◆ Stated exercise:
Look through the data below. Collect every line where the word "median" occurs.

— START Data in this exercise —

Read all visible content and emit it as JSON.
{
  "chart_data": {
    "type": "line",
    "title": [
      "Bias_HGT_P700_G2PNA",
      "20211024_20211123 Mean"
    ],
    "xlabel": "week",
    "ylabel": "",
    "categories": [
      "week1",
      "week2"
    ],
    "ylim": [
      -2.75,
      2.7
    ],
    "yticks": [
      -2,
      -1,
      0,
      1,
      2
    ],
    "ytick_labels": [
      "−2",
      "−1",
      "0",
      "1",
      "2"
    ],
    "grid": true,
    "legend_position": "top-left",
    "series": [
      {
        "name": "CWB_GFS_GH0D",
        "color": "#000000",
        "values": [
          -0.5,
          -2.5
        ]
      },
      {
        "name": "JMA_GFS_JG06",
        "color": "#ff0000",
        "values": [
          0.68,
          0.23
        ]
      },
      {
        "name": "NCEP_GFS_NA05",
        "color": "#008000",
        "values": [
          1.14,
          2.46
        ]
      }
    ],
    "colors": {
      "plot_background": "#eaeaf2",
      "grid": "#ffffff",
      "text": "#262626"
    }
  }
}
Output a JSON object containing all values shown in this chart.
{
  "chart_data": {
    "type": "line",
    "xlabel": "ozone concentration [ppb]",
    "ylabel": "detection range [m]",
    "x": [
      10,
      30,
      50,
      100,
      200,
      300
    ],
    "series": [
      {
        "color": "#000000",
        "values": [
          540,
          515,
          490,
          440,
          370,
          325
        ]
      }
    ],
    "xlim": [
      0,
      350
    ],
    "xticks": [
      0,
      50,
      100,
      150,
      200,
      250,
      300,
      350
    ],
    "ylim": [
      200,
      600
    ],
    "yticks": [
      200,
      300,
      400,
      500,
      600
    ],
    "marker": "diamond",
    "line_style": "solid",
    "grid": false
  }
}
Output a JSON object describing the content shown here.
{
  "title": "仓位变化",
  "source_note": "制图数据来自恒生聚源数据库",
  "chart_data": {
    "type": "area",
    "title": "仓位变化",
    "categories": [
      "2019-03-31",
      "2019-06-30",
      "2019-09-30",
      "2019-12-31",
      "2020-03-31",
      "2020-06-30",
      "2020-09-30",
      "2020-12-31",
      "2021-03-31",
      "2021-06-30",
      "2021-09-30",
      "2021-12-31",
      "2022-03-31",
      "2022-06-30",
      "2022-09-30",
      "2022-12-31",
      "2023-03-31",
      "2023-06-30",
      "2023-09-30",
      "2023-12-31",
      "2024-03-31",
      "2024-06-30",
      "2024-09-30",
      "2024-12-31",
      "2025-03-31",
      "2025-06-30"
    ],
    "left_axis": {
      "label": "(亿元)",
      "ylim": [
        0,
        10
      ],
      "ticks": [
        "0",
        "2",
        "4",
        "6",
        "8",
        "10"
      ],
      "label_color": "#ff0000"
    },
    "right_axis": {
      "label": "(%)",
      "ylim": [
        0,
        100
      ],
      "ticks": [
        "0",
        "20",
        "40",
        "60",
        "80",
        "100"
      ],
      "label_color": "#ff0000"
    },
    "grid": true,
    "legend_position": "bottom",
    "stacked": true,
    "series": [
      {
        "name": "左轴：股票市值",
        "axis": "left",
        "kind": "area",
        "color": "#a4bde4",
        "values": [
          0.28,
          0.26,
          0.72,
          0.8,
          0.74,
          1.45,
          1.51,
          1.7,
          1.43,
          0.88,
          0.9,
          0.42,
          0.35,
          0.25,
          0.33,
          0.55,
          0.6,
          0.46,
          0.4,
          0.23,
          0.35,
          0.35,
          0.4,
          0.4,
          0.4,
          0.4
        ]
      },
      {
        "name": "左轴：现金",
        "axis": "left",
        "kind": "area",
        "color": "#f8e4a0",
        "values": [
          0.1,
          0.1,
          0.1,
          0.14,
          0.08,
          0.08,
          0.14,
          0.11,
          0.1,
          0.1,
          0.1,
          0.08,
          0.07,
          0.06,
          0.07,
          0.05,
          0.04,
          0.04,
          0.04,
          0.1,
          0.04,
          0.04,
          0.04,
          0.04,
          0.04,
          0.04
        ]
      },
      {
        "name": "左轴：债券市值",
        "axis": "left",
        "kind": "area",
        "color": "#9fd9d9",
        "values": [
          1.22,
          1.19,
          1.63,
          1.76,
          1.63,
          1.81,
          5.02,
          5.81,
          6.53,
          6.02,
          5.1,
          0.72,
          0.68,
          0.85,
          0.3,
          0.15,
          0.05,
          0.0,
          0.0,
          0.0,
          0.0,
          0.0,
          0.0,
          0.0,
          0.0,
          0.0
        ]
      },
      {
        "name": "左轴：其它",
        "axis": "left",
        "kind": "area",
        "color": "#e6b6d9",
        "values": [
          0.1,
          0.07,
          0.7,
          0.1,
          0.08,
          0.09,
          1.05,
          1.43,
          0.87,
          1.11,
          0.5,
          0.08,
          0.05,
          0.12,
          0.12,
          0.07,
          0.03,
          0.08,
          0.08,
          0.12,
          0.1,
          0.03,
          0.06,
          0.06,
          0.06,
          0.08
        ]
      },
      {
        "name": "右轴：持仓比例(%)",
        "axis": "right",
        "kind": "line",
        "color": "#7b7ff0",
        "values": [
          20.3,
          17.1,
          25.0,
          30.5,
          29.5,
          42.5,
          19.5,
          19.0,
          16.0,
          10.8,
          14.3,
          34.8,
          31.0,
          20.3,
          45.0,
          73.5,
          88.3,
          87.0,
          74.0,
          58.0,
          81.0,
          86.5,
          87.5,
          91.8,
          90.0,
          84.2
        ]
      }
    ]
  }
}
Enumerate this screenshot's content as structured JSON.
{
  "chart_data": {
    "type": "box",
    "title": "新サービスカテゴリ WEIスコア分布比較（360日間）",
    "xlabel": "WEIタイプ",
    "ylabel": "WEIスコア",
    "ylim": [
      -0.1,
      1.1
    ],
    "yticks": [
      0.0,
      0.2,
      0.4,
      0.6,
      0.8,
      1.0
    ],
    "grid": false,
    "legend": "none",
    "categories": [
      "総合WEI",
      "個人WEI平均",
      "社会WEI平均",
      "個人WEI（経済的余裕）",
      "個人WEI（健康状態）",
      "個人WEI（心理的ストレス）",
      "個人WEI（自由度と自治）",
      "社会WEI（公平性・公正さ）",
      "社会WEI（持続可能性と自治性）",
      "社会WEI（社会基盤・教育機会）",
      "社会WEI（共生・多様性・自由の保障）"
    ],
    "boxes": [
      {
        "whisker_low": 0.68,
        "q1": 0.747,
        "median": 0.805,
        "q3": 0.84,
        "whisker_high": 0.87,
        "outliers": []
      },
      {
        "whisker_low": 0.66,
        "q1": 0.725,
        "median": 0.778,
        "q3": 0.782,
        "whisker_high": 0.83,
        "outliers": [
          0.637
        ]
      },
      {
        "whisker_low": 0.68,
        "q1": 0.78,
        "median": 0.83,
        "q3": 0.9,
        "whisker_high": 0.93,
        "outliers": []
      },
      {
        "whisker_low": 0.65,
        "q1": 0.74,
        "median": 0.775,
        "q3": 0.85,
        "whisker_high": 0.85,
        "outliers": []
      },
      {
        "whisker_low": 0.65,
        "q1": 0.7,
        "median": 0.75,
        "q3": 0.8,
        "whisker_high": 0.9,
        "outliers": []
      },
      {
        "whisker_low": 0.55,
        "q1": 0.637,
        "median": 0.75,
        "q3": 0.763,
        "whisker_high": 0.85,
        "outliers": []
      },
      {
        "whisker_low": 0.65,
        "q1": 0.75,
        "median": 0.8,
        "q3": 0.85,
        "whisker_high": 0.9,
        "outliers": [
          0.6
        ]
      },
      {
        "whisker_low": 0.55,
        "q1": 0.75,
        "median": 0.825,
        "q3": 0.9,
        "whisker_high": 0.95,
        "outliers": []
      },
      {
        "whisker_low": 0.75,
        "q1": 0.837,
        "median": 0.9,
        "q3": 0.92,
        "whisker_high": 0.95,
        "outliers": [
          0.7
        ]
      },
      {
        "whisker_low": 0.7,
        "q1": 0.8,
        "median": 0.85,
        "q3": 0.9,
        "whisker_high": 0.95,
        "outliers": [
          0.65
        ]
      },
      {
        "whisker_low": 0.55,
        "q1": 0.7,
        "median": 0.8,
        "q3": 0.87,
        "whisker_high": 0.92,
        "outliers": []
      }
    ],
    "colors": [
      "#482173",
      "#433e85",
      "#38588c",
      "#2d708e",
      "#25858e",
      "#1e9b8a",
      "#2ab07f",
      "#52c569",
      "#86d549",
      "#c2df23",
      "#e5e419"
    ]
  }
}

— END Data in this exercise —

◆ Worked solution:
        "median": 0.805,
        "median": 0.778,
        "median": 0.83,
        "median": 0.775,
        "median": 0.75,
        "median": 0.75,
        "median": 0.8,
        "median": 0.825,
        "median": 0.9,
        "median": 0.85,
        "median": 0.8,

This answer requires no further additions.